**Written task:** Using the data below, tally the lines that include the string "JSON". Only the number is wanted.

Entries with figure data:
——

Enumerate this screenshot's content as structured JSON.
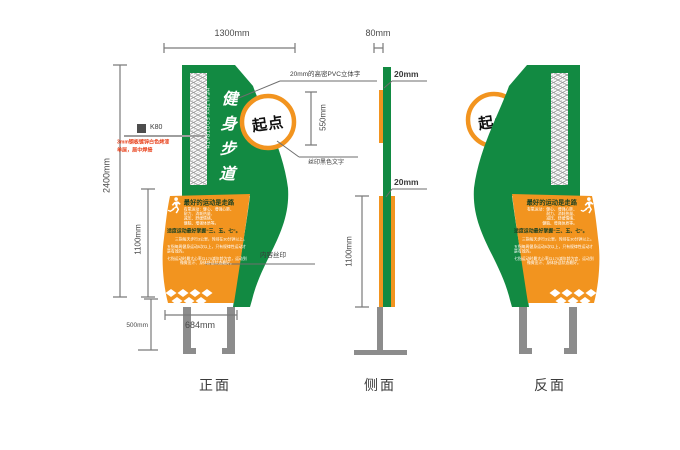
{
  "colors": {
    "green": "#128a42",
    "orange": "#f2941f",
    "ring_orange": "#f2941f",
    "post_gray": "#8c8c8c",
    "dim_gray": "#7a7a7a",
    "note_red": "#e8421c",
    "hatch_gray": "#969696",
    "panel_text_dark": "#173f21"
  },
  "dims": {
    "width": "1300mm",
    "thickness": "80mm",
    "height": "2400mm",
    "panel_front": "1100mm",
    "panel_side": "1100mm",
    "circle": "550mm",
    "base": "684mm",
    "post": "500mm",
    "t_top": "20mm",
    "t_bottom": "20mm"
  },
  "annotations": {
    "pvc": "20mm的高密PVC立体字",
    "silk": "丝印黑色文字",
    "content": "内容丝印",
    "k80": "K80",
    "material_1": "3mm钢板镀锌白色烤漆",
    "material_2": "单层，居中焊接"
  },
  "sign": {
    "vertical_title": "健身步道",
    "vertical_subtitle": "HEALTHY FOOTPATH",
    "start_label": "起点",
    "panel": {
      "title": "最好的运动是走路",
      "sub_lines": [
        "有氧运动：健心、增强心肺、",
        "耐力、消耗热量、",
        "减压、舒缓情绪、",
        "健脑、增强体质等。"
      ],
      "highlight": "适度运动最好掌握“三、五、七”。",
      "paragraphs": [
        "三指每天步行3公里，时间在30分钟以上。",
        "五指每周健身运动5次以上，只有规律性运动才是有效的。",
        "七指运动时最大心率以170减年龄为宜，运动到微微出汗、身体舒适状态最好。"
      ]
    }
  },
  "views": {
    "front": "正面",
    "side": "侧面",
    "back": "反面"
  }
}
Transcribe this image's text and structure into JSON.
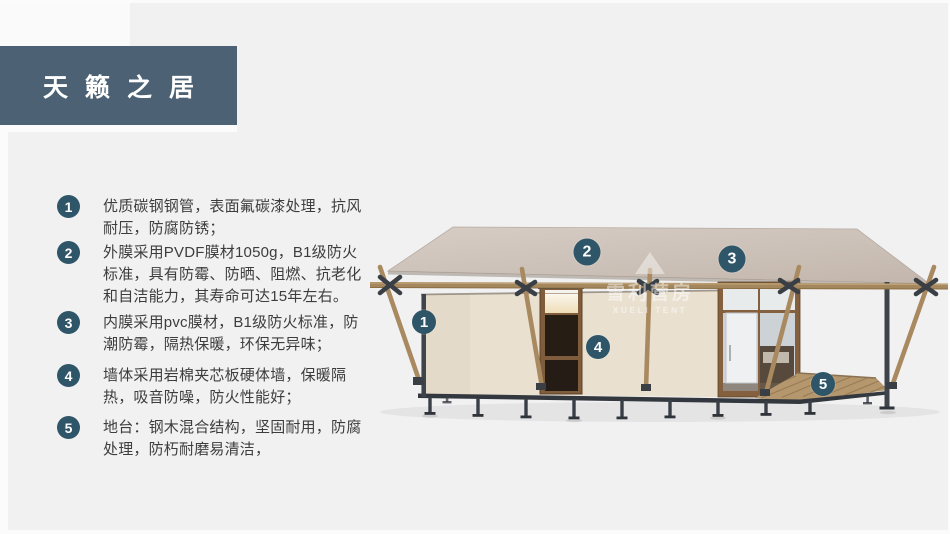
{
  "header": {
    "title": "天籁之居"
  },
  "features": [
    {
      "num": "1",
      "text": "优质碳钢钢管，表面氟碳漆处理，抗风耐压，防腐防锈；"
    },
    {
      "num": "2",
      "text": "外膜采用PVDF膜材1050g，B1级防火标准，具有防霉、防晒、阻燃、抗老化和自洁能力，其寿命可达15年左右。"
    },
    {
      "num": "3",
      "text": "内膜采用pvc膜材，B1级防火标准，防潮防霉，隔热保暖，环保无异味；"
    },
    {
      "num": "4",
      "text": "墙体采用岩棉夹芯板硬体墙，保暖隔热，吸音防噪，防火性能好；"
    },
    {
      "num": "5",
      "text": "地台：钢木混合结构，坚固耐用，防腐处理，防朽耐磨易清洁，"
    }
  ],
  "illustration": {
    "watermark": {
      "cn": "雪利营房",
      "en": "XUELI TENT"
    },
    "markers": [
      {
        "num": "1"
      },
      {
        "num": "2"
      },
      {
        "num": "3"
      },
      {
        "num": "4"
      },
      {
        "num": "5"
      }
    ]
  },
  "colors": {
    "title_box": "#4c6274",
    "badge": "#2e5568",
    "marker": "#2e5568",
    "panel_bg": "#f1f1f2",
    "roof": "#ccc0b6",
    "wall": "#e9e0d0",
    "wood": "#a9895f",
    "door_frame": "#7f5c3b",
    "steel": "#3a3f46",
    "deck": "#b5976e",
    "text": "#3d3d3d"
  }
}
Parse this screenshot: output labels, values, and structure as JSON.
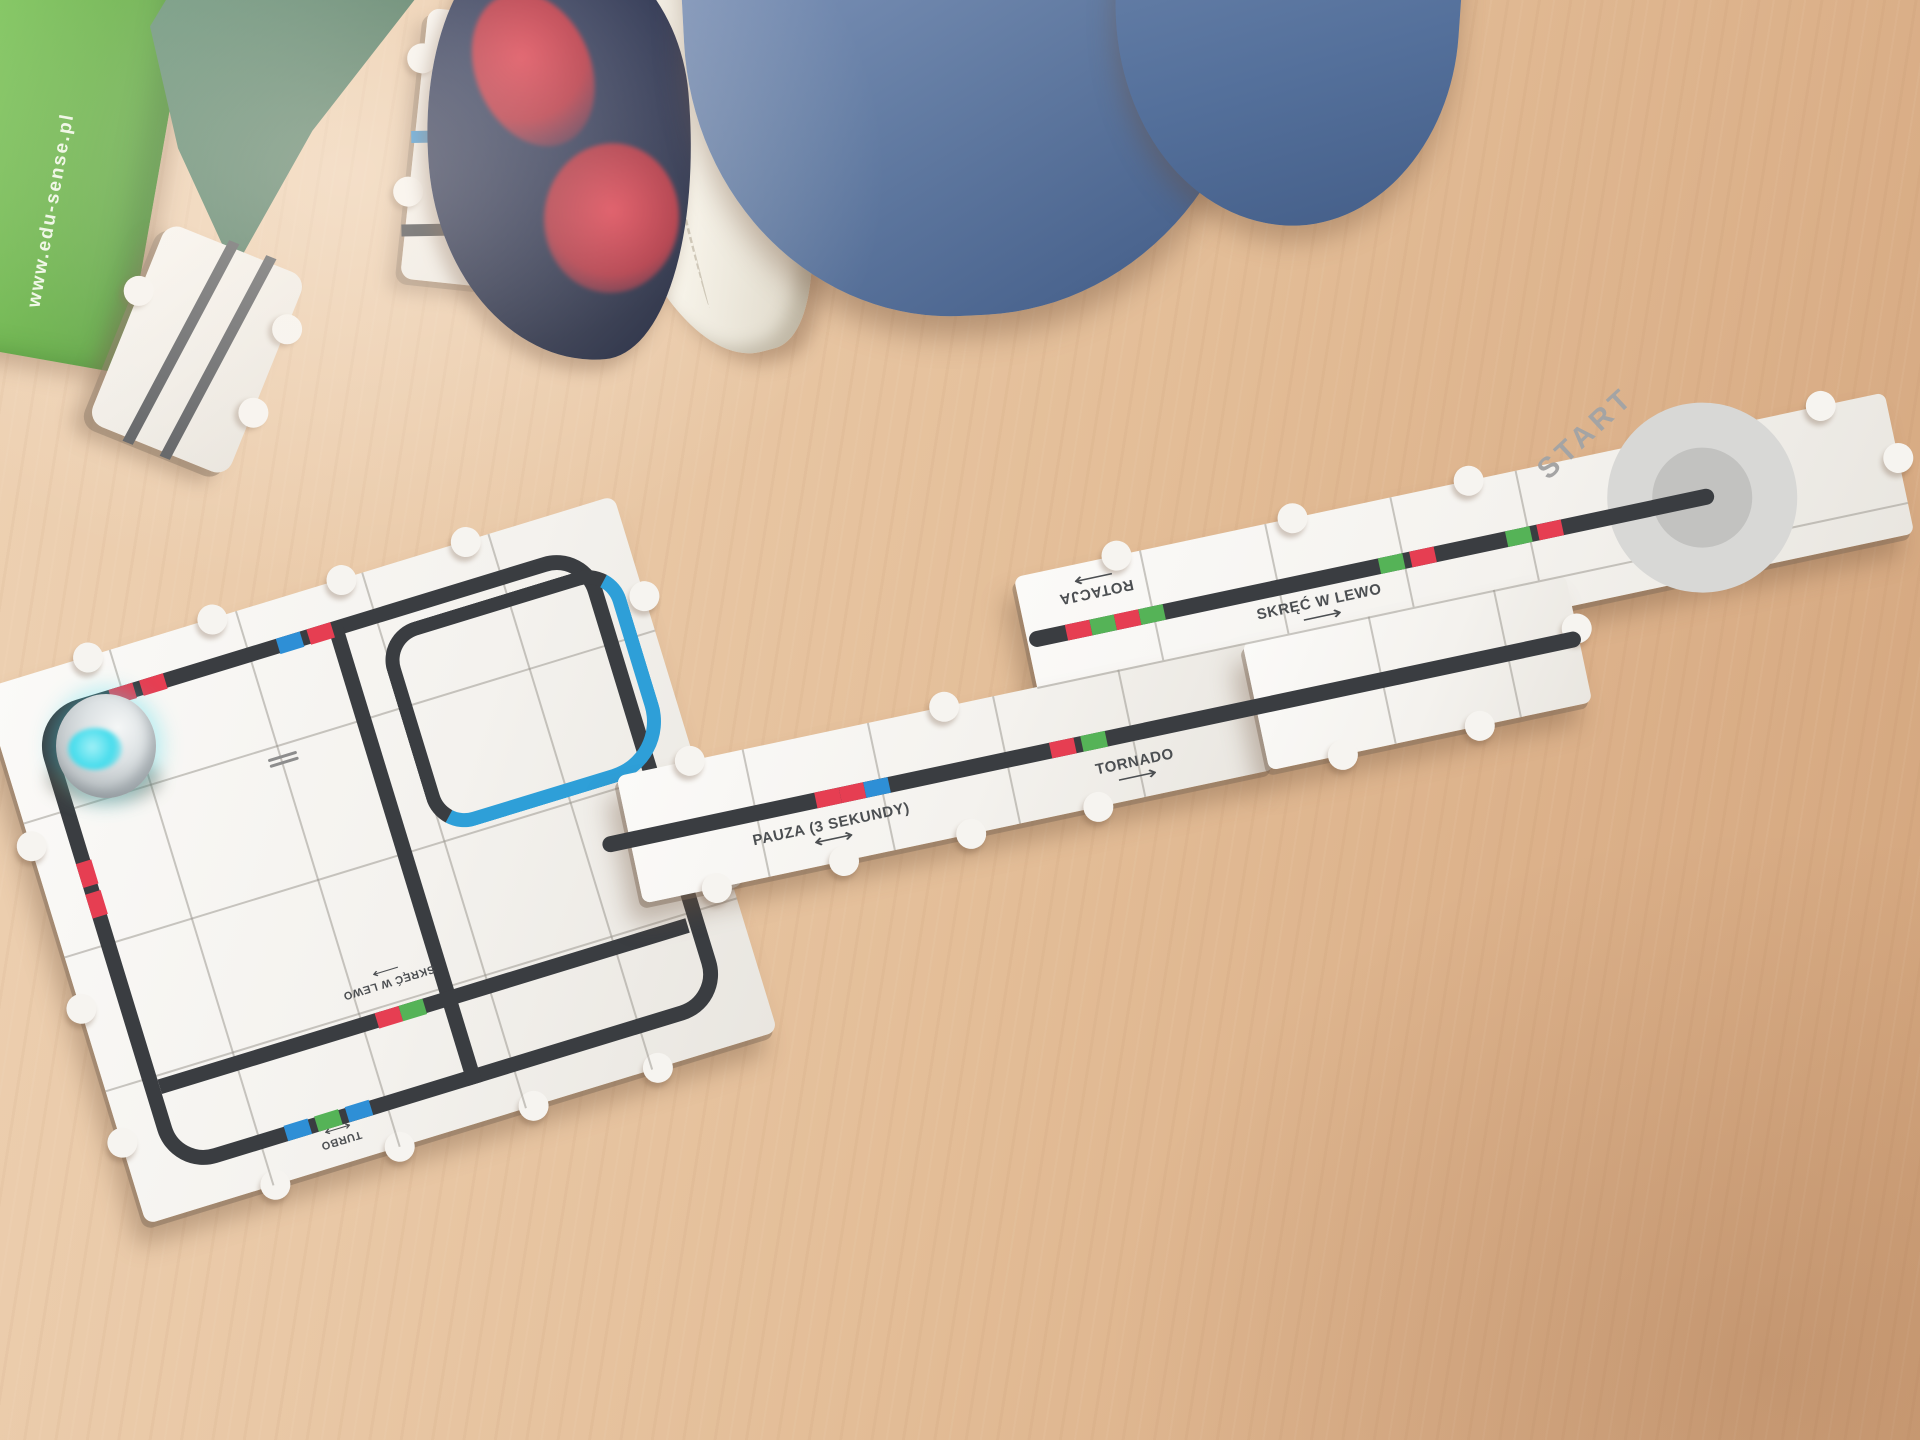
{
  "edu_box": {
    "url": "www.edu-sense.pl",
    "green": "#5fae3f"
  },
  "labels": {
    "start": "START",
    "pause": "PAUZA (3 SEKUNDY)",
    "tornado": "TORNADO",
    "rotation": "ROTACJA",
    "turn_left": "SKRĘĆ W LEWO",
    "board_turn_left": "SKRĘĆ W LEWO",
    "board_turbo": "TURBO"
  },
  "arrows": {
    "right": "⟶",
    "left": "⟵",
    "both": "⟷"
  },
  "code_colors": {
    "red": "#e63e52",
    "green": "#55b357",
    "blue": "#2e8fd6"
  },
  "codes": {
    "pause": [
      "red",
      "red",
      "blue"
    ],
    "tornado": [
      "red",
      "green"
    ],
    "rotation": [
      "red",
      "green",
      "red",
      "green"
    ],
    "turn_left": [
      "green",
      "red"
    ],
    "start_approach": [
      "green",
      "red"
    ],
    "board_top_left": [
      "red",
      "red"
    ],
    "board_top_right": [
      "blue",
      "red"
    ],
    "board_inner": [
      "red",
      "green"
    ],
    "board_bottom": [
      "blue",
      "green",
      "blue"
    ],
    "board_left": [
      "red",
      "red"
    ]
  },
  "path": {
    "line_color": "#3a3d41",
    "blue_line_color": "#2e9fd8"
  },
  "robot": {
    "type": "ozobot",
    "light_color": "#46dcec"
  }
}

——

**Final result:** 3